-- Begin Task inputs --
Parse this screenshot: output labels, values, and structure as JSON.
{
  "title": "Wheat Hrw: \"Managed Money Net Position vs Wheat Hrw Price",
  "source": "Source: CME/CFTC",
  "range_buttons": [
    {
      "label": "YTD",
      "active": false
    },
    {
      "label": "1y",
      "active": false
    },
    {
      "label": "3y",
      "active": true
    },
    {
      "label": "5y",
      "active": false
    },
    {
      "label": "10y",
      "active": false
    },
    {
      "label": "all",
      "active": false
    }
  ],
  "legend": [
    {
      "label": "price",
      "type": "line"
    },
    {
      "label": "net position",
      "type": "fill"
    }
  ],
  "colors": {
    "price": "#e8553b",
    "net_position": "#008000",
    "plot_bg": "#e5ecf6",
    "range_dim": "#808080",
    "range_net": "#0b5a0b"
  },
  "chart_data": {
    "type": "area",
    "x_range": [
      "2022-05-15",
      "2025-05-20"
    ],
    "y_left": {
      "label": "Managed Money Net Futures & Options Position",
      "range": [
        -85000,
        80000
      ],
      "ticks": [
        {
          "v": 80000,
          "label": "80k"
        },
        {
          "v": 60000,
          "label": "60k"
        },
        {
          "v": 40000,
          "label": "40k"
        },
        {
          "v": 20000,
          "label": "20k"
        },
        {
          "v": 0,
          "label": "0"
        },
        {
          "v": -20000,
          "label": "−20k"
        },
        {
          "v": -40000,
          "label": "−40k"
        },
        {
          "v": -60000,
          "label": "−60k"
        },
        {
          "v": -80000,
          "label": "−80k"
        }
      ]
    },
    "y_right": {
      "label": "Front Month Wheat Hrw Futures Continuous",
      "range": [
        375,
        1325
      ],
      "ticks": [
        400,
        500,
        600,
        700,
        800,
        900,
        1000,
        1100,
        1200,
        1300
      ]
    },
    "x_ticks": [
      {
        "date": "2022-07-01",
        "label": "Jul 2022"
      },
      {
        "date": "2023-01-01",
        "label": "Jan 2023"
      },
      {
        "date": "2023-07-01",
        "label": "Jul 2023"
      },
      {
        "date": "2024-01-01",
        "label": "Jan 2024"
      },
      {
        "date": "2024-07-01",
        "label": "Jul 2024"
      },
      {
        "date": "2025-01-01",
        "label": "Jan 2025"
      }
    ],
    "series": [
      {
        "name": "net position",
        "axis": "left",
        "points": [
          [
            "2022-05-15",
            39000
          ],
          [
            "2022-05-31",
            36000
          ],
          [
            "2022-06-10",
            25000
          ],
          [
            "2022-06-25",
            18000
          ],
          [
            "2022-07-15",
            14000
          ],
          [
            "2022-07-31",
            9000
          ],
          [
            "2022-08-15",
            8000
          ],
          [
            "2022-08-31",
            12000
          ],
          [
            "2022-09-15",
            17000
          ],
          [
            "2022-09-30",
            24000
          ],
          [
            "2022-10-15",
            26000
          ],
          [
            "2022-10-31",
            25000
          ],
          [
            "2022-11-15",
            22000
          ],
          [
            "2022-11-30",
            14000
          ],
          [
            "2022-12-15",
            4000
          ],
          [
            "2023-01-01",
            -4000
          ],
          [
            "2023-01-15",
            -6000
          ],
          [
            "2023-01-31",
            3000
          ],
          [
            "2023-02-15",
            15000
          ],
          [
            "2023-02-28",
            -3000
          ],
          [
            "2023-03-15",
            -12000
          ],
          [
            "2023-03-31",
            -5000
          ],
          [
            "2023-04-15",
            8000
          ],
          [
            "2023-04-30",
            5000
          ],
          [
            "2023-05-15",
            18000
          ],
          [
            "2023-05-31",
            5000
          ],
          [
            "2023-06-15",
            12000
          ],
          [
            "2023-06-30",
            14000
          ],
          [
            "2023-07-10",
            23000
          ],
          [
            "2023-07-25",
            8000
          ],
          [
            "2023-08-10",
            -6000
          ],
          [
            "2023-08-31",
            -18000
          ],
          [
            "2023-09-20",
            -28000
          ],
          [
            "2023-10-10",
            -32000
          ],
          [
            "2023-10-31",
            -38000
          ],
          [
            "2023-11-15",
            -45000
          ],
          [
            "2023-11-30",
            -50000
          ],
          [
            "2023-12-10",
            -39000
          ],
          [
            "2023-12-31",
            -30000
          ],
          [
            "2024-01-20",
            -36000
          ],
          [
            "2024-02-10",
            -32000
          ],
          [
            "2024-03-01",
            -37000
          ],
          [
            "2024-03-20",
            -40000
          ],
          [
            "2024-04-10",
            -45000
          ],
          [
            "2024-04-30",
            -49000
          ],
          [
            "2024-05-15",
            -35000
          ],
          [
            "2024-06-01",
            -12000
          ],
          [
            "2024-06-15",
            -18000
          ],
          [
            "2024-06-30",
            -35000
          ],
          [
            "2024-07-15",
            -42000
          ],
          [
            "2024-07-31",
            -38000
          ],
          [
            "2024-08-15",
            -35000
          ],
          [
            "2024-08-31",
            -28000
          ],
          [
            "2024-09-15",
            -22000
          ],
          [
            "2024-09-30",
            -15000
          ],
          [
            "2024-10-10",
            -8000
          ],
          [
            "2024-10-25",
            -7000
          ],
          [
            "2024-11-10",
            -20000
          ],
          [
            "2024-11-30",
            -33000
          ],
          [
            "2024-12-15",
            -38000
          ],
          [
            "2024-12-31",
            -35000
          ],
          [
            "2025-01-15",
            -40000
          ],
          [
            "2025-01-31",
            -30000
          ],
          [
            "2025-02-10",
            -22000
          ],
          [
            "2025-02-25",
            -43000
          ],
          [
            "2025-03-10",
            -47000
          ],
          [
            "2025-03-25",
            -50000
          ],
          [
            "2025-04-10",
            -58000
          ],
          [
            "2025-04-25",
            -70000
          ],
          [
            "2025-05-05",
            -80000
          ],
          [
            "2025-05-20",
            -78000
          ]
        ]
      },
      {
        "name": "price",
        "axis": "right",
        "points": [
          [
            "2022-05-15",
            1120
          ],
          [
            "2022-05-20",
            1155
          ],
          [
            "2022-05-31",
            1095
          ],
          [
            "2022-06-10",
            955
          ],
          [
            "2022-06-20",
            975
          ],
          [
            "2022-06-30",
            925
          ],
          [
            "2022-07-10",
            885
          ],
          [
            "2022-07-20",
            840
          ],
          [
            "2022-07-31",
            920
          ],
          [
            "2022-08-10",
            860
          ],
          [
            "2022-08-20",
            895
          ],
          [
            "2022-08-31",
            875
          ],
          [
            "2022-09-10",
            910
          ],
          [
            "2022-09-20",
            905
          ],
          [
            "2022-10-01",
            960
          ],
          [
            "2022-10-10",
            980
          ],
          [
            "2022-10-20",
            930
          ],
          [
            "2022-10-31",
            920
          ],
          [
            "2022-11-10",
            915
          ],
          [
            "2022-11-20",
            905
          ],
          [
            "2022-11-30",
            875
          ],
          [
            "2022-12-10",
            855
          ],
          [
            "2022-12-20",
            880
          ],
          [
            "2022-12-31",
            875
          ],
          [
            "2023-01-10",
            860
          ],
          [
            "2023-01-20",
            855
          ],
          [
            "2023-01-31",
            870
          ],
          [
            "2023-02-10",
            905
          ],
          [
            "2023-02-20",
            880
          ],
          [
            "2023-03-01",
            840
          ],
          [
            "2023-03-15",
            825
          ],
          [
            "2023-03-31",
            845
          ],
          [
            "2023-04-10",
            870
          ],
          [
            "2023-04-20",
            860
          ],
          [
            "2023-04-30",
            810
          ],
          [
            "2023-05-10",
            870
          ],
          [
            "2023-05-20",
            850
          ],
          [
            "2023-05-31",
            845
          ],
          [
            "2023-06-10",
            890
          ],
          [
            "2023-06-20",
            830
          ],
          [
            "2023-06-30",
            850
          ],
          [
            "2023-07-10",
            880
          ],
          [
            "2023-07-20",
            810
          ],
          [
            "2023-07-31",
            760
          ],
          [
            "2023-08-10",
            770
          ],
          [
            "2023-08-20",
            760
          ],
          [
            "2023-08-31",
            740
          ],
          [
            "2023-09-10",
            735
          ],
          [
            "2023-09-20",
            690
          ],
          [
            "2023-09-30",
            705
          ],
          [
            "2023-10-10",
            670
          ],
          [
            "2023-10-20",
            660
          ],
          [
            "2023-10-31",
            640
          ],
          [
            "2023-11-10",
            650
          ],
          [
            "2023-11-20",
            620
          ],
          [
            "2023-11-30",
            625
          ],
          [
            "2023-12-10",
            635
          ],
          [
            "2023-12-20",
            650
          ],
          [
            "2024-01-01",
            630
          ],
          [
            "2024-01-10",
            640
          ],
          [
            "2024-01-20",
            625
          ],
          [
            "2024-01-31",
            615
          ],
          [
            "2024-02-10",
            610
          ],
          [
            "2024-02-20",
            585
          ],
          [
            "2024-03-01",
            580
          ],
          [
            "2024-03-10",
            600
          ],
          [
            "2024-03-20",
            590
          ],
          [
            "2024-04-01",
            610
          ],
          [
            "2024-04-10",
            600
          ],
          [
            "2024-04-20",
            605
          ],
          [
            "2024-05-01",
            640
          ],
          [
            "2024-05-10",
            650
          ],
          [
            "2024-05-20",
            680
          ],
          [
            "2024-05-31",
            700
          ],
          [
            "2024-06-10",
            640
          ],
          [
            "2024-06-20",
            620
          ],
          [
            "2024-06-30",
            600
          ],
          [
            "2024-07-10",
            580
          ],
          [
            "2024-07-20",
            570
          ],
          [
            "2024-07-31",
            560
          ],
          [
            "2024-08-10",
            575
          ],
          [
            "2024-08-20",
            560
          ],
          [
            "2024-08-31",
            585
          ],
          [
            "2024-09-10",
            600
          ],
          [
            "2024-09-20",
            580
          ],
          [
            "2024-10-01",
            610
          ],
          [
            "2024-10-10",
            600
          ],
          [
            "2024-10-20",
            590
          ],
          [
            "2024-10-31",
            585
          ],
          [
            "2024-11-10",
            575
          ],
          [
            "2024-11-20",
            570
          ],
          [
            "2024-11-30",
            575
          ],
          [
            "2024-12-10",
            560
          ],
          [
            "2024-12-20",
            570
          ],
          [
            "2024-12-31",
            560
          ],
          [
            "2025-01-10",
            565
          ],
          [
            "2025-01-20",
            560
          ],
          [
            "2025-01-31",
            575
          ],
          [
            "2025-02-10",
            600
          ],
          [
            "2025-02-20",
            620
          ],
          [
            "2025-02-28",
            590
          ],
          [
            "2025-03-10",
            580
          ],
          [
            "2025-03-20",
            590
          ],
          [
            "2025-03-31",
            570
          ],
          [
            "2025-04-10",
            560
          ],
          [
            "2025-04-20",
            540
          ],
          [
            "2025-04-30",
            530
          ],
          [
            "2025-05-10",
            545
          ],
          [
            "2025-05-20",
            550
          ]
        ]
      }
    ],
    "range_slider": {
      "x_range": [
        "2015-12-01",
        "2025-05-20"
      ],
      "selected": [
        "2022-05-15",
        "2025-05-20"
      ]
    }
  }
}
-- End Task inputs --
Stated exercise
Pull out each line of the entries that contains "Futures".

Solution to the problem
      "label": "Managed Money Net Futures & Options Position",
      "label": "Front Month Wheat Hrw Futures Continuous",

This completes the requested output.